**Provided records**:
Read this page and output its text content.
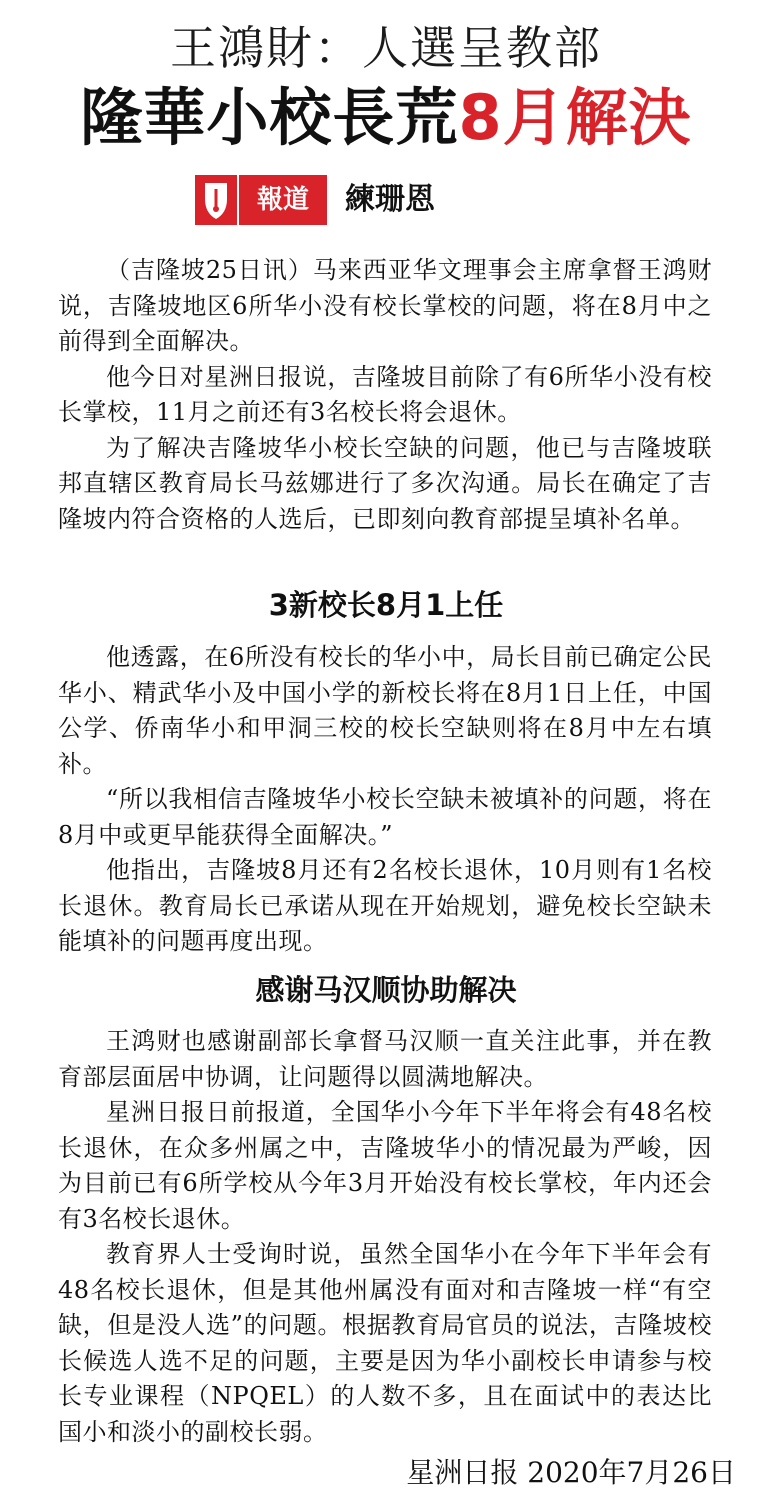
王鴻財：人選呈教部
隆華小校長荒8月解決
報道	練珊恩

（吉隆坡25日讯）马来西亚华文理事会主席拿督王鸿财说，吉隆坡地区6所华小没有校长掌校的问题，将在8月中之前得到全面解决。

他今日对星洲日报说，吉隆坡目前除了有6所华小没有校长掌校，11月之前还有3名校长将会退休。

为了解决吉隆坡华小校长空缺的问题，他已与吉隆坡联邦直辖区教育局长马兹娜进行了多次沟通。局长在确定了吉隆坡内符合资格的人选后，已即刻向教育部提呈填补名单。

3新校长8月1上任

他透露，在6所没有校长的华小中，局长目前已确定公民华小、精武华小及中国小学的新校长将在8月1日上任，中国公学、侨南华小和甲洞三校的校长空缺则将在8月中左右填补。

“所以我相信吉隆坡华小校长空缺未被填补的问题，将在8月中或更早能获得全面解决。”

他指出，吉隆坡8月还有2名校长退休，10月则有1名校长退休。教育局长已承诺从现在开始规划，避免校长空缺未能填补的问题再度出现。

感谢马汉顺协助解决

王鸿财也感谢副部长拿督马汉顺一直关注此事，并在教育部层面居中协调，让问题得以圆满地解决。

星洲日报日前报道，全国华小今年下半年将会有48名校长退休，在众多州属之中，吉隆坡华小的情况最为严峻，因为目前已有6所学校从今年3月开始没有校长掌校，年内还会有3名校长退休。

教育界人士受询时说，虽然全国华小在今年下半年会有48名校长退休，但是其他州属没有面对和吉隆坡一样“有空缺，但是没人选”的问题。根据教育局官员的说法，吉隆坡校长候选人选不足的问题，主要是因为华小副校长申请参与校长专业课程（NPQEL）的人数不多，且在面试中的表达比国小和淡小的副校长弱。

星洲日报 2020年7月26日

**What is asked**: Retype each record exactly as it stands, but do not include the pictures.

**Completed task**:
Read this page and output its text content.
王鴻財：人選呈教部
隆華小校長荒8月解決
報道	練珊恩

（吉隆坡25日讯）马来西亚华文理事会主席拿督王鸿财说，吉隆坡地区6所华小没有校长掌校的问题，将在8月中之前得到全面解决。

他今日对星洲日报说，吉隆坡目前除了有6所华小没有校长掌校，11月之前还有3名校长将会退休。

为了解决吉隆坡华小校长空缺的问题，他已与吉隆坡联邦直辖区教育局长马兹娜进行了多次沟通。局长在确定了吉隆坡内符合资格的人选后，已即刻向教育部提呈填补名单。

3新校长8月1上任

他透露，在6所没有校长的华小中，局长目前已确定公民华小、精武华小及中国小学的新校长将在8月1日上任，中国公学、侨南华小和甲洞三校的校长空缺则将在8月中左右填补。

“所以我相信吉隆坡华小校长空缺未被填补的问题，将在8月中或更早能获得全面解决。”

他指出，吉隆坡8月还有2名校长退休，10月则有1名校长退休。教育局长已承诺从现在开始规划，避免校长空缺未能填补的问题再度出现。

感谢马汉顺协助解决

王鸿财也感谢副部长拿督马汉顺一直关注此事，并在教育部层面居中协调，让问题得以圆满地解决。

星洲日报日前报道，全国华小今年下半年将会有48名校长退休，在众多州属之中，吉隆坡华小的情况最为严峻，因为目前已有6所学校从今年3月开始没有校长掌校，年内还会有3名校长退休。

教育界人士受询时说，虽然全国华小在今年下半年会有48名校长退休，但是其他州属没有面对和吉隆坡一样“有空缺，但是没人选”的问题。根据教育局官员的说法，吉隆坡校长候选人选不足的问题，主要是因为华小副校长申请参与校长专业课程（NPQEL）的人数不多，且在面试中的表达比国小和淡小的副校长弱。

星洲日报 2020年7月26日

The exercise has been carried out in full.